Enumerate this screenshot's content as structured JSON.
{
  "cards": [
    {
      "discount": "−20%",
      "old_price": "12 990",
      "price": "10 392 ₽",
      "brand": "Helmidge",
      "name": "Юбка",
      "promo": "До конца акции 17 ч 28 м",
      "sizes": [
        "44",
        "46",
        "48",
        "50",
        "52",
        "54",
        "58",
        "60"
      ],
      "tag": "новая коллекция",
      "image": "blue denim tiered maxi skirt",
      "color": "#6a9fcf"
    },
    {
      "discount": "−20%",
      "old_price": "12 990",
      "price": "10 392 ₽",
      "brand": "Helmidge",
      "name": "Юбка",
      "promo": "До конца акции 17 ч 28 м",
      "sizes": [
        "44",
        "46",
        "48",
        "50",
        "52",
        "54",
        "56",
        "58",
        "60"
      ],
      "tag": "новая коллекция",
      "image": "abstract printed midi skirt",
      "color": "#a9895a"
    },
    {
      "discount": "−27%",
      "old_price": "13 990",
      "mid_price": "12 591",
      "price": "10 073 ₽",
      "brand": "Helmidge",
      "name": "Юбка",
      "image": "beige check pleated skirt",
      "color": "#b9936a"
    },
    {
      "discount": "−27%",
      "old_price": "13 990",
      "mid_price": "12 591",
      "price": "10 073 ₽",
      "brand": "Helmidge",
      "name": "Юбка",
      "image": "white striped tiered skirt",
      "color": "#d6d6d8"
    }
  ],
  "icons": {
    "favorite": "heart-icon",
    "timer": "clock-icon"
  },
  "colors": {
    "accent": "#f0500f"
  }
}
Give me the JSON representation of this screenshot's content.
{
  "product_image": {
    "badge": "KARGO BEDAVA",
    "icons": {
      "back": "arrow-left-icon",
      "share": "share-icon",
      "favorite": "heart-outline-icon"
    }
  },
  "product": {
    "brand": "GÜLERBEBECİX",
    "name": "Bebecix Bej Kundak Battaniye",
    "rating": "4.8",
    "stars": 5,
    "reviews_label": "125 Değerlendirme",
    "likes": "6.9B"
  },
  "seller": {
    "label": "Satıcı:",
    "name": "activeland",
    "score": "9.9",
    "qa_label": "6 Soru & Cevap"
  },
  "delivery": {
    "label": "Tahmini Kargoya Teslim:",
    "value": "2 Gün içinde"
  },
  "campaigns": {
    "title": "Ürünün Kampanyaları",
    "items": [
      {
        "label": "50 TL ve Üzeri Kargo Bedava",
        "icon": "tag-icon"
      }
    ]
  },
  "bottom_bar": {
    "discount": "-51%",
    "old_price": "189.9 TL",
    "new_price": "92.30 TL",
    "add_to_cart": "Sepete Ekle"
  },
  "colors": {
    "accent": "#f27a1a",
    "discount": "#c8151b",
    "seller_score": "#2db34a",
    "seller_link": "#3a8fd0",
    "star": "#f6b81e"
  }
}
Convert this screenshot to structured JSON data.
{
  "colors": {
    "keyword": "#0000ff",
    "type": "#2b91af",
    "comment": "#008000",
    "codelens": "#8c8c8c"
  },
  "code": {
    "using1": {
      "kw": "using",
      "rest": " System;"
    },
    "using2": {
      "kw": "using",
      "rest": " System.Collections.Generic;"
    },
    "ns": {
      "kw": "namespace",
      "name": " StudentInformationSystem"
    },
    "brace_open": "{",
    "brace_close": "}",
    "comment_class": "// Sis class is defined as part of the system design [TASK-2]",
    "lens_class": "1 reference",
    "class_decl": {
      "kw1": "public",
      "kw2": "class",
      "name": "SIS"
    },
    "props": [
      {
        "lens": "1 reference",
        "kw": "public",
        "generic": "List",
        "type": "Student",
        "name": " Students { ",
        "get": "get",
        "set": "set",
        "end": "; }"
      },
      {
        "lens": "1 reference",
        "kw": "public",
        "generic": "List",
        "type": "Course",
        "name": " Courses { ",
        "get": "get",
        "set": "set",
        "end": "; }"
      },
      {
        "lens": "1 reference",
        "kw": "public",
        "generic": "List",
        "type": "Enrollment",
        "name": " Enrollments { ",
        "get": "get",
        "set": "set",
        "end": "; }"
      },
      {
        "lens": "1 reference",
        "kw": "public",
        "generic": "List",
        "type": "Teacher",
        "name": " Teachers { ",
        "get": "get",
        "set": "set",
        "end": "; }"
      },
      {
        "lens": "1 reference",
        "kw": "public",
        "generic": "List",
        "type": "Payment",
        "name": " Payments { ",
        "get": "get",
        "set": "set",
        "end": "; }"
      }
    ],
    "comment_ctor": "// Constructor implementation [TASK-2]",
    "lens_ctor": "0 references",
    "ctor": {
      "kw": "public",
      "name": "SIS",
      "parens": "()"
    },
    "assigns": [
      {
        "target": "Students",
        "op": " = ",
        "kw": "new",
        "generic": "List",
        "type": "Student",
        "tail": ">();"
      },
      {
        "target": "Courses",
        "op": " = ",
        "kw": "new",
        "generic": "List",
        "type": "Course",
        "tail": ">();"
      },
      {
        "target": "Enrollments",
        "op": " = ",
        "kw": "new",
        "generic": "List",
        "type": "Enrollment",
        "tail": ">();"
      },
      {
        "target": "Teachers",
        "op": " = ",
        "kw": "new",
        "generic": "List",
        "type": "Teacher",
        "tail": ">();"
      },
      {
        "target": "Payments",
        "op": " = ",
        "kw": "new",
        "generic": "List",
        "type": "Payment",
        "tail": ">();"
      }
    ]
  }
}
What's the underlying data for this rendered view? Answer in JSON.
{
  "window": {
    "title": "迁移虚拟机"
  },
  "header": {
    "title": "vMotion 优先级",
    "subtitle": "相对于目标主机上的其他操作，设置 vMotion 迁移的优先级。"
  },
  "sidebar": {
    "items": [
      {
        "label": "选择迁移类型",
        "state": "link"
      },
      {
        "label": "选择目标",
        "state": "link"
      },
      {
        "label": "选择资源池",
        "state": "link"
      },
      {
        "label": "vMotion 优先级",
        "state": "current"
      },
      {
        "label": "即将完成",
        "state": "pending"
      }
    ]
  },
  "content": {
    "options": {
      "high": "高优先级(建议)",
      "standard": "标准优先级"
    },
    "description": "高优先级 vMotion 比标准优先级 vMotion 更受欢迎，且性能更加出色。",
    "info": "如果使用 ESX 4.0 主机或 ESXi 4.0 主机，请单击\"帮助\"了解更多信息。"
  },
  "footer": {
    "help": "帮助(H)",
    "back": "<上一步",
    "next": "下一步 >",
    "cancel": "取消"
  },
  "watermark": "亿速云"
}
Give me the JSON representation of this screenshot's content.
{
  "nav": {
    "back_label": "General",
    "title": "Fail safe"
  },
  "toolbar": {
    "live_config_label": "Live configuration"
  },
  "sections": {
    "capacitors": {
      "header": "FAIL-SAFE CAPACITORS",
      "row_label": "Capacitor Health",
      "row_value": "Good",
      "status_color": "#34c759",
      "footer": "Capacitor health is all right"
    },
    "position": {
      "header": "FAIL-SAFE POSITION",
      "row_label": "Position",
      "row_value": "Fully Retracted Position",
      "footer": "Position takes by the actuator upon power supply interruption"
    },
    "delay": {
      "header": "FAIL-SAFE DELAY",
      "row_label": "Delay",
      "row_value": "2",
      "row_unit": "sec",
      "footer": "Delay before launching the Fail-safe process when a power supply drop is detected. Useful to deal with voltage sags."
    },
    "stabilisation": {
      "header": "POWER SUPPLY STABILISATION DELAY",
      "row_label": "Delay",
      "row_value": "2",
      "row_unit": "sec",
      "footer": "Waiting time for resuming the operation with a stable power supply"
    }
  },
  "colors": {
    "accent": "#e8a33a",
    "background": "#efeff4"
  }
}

• [What the exercise asks]: Please output the entire listing exactly as it stands.

• [Answer for this exercise]:
Enumerate this screenshot's content as structured JSON.
{
  "cards": [
    {
      "discount": "−20%",
      "old_price": "12 990",
      "price": "10 392 ₽",
      "brand": "Helmidge",
      "name": "Юбка",
      "promo": "До конца акции 17 ч 28 м",
      "sizes": [
        "44",
        "46",
        "48",
        "50",
        "52",
        "54",
        "58",
        "60"
      ],
      "tag": "новая коллекция",
      "image": "blue denim tiered maxi skirt",
      "color": "#6a9fcf"
    },
    {
      "discount": "−20%",
      "old_price": "12 990",
      "price": "10 392 ₽",
      "brand": "Helmidge",
      "name": "Юбка",
      "promo": "До конца акции 17 ч 28 м",
      "sizes": [
        "44",
        "46",
        "48",
        "50",
        "52",
        "54",
        "56",
        "58",
        "60"
      ],
      "tag": "новая коллекция",
      "image": "abstract printed midi skirt",
      "color": "#a9895a"
    },
    {
      "discount": "−27%",
      "old_price": "13 990",
      "mid_price": "12 591",
      "price": "10 073 ₽",
      "brand": "Helmidge",
      "name": "Юбка",
      "image": "beige check pleated skirt",
      "color": "#b9936a"
    },
    {
      "discount": "−27%",
      "old_price": "13 990",
      "mid_price": "12 591",
      "price": "10 073 ₽",
      "brand": "Helmidge",
      "name": "Юбка",
      "image": "white striped tiered skirt",
      "color": "#d6d6d8"
    }
  ],
  "icons": {
    "favorite": "heart-icon",
    "timer": "clock-icon"
  },
  "colors": {
    "accent": "#f0500f"
  }
}
Give me the JSON representation of this screenshot's content.
{
  "product_image": {
    "badge": "KARGO BEDAVA",
    "icons": {
      "back": "arrow-left-icon",
      "share": "share-icon",
      "favorite": "heart-outline-icon"
    }
  },
  "product": {
    "brand": "GÜLERBEBECİX",
    "name": "Bebecix Bej Kundak Battaniye",
    "rating": "4.8",
    "stars": 5,
    "reviews_label": "125 Değerlendirme",
    "likes": "6.9B"
  },
  "seller": {
    "label": "Satıcı:",
    "name": "activeland",
    "score": "9.9",
    "qa_label": "6 Soru & Cevap"
  },
  "delivery": {
    "label": "Tahmini Kargoya Teslim:",
    "value": "2 Gün içinde"
  },
  "campaigns": {
    "title": "Ürünün Kampanyaları",
    "items": [
      {
        "label": "50 TL ve Üzeri Kargo Bedava",
        "icon": "tag-icon"
      }
    ]
  },
  "bottom_bar": {
    "discount": "-51%",
    "old_price": "189.9 TL",
    "new_price": "92.30 TL",
    "add_to_cart": "Sepete Ekle"
  },
  "colors": {
    "accent": "#f27a1a",
    "discount": "#c8151b",
    "seller_score": "#2db34a",
    "seller_link": "#3a8fd0",
    "star": "#f6b81e"
  }
}
Convert this screenshot to structured JSON data.
{
  "colors": {
    "keyword": "#0000ff",
    "type": "#2b91af",
    "comment": "#008000",
    "codelens": "#8c8c8c"
  },
  "code": {
    "using1": {
      "kw": "using",
      "rest": " System;"
    },
    "using2": {
      "kw": "using",
      "rest": " System.Collections.Generic;"
    },
    "ns": {
      "kw": "namespace",
      "name": " StudentInformationSystem"
    },
    "brace_open": "{",
    "brace_close": "}",
    "comment_class": "// Sis class is defined as part of the system design [TASK-2]",
    "lens_class": "1 reference",
    "class_decl": {
      "kw1": "public",
      "kw2": "class",
      "name": "SIS"
    },
    "props": [
      {
        "lens": "1 reference",
        "kw": "public",
        "generic": "List",
        "type": "Student",
        "name": " Students { ",
        "get": "get",
        "set": "set",
        "end": "; }"
      },
      {
        "lens": "1 reference",
        "kw": "public",
        "generic": "List",
        "type": "Course",
        "name": " Courses { ",
        "get": "get",
        "set": "set",
        "end": "; }"
      },
      {
        "lens": "1 reference",
        "kw": "public",
        "generic": "List",
        "type": "Enrollment",
        "name": " Enrollments { ",
        "get": "get",
        "set": "set",
        "end": "; }"
      },
      {
        "lens": "1 reference",
        "kw": "public",
        "generic": "List",
        "type": "Teacher",
        "name": " Teachers { ",
        "get": "get",
        "set": "set",
        "end": "; }"
      },
      {
        "lens": "1 reference",
        "kw": "public",
        "generic": "List",
        "type": "Payment",
        "name": " Payments { ",
        "get": "get",
        "set": "set",
        "end": "; }"
      }
    ],
    "comment_ctor": "// Constructor implementation [TASK-2]",
    "lens_ctor": "0 references",
    "ctor": {
      "kw": "public",
      "name": "SIS",
      "parens": "()"
    },
    "assigns": [
      {
        "target": "Students",
        "op": " = ",
        "kw": "new",
        "generic": "List",
        "type": "Student",
        "tail": ">();"
      },
      {
        "target": "Courses",
        "op": " = ",
        "kw": "new",
        "generic": "List",
        "type": "Course",
        "tail": ">();"
      },
      {
        "target": "Enrollments",
        "op": " = ",
        "kw": "new",
        "generic": "List",
        "type": "Enrollment",
        "tail": ">();"
      },
      {
        "target": "Teachers",
        "op": " = ",
        "kw": "new",
        "generic": "List",
        "type": "Teacher",
        "tail": ">();"
      },
      {
        "target": "Payments",
        "op": " = ",
        "kw": "new",
        "generic": "List",
        "type": "Payment",
        "tail": ">();"
      }
    ]
  }
}
What's the underlying data for this rendered view? Answer in JSON.
{
  "window": {
    "title": "迁移虚拟机"
  },
  "header": {
    "title": "vMotion 优先级",
    "subtitle": "相对于目标主机上的其他操作，设置 vMotion 迁移的优先级。"
  },
  "sidebar": {
    "items": [
      {
        "label": "选择迁移类型",
        "state": "link"
      },
      {
        "label": "选择目标",
        "state": "link"
      },
      {
        "label": "选择资源池",
        "state": "link"
      },
      {
        "label": "vMotion 优先级",
        "state": "current"
      },
      {
        "label": "即将完成",
        "state": "pending"
      }
    ]
  },
  "content": {
    "options": {
      "high": "高优先级(建议)",
      "standard": "标准优先级"
    },
    "description": "高优先级 vMotion 比标准优先级 vMotion 更受欢迎，且性能更加出色。",
    "info": "如果使用 ESX 4.0 主机或 ESXi 4.0 主机，请单击\"帮助\"了解更多信息。"
  },
  "footer": {
    "help": "帮助(H)",
    "back": "<上一步",
    "next": "下一步 >",
    "cancel": "取消"
  },
  "watermark": "亿速云"
}
Give me the JSON representation of this screenshot's content.
{
  "nav": {
    "back_label": "General",
    "title": "Fail safe"
  },
  "toolbar": {
    "live_config_label": "Live configuration"
  },
  "sections": {
    "capacitors": {
      "header": "FAIL-SAFE CAPACITORS",
      "row_label": "Capacitor Health",
      "row_value": "Good",
      "status_color": "#34c759",
      "footer": "Capacitor health is all right"
    },
    "position": {
      "header": "FAIL-SAFE POSITION",
      "row_label": "Position",
      "row_value": "Fully Retracted Position",
      "footer": "Position takes by the actuator upon power supply interruption"
    },
    "delay": {
      "header": "FAIL-SAFE DELAY",
      "row_label": "Delay",
      "row_value": "2",
      "row_unit": "sec",
      "footer": "Delay before launching the Fail-safe process when a power supply drop is detected. Useful to deal with voltage sags."
    },
    "stabilisation": {
      "header": "POWER SUPPLY STABILISATION DELAY",
      "row_label": "Delay",
      "row_value": "2",
      "row_unit": "sec",
      "footer": "Waiting time for resuming the operation with a stable power supply"
    }
  },
  "colors": {
    "accent": "#e8a33a",
    "background": "#efeff4"
  }
}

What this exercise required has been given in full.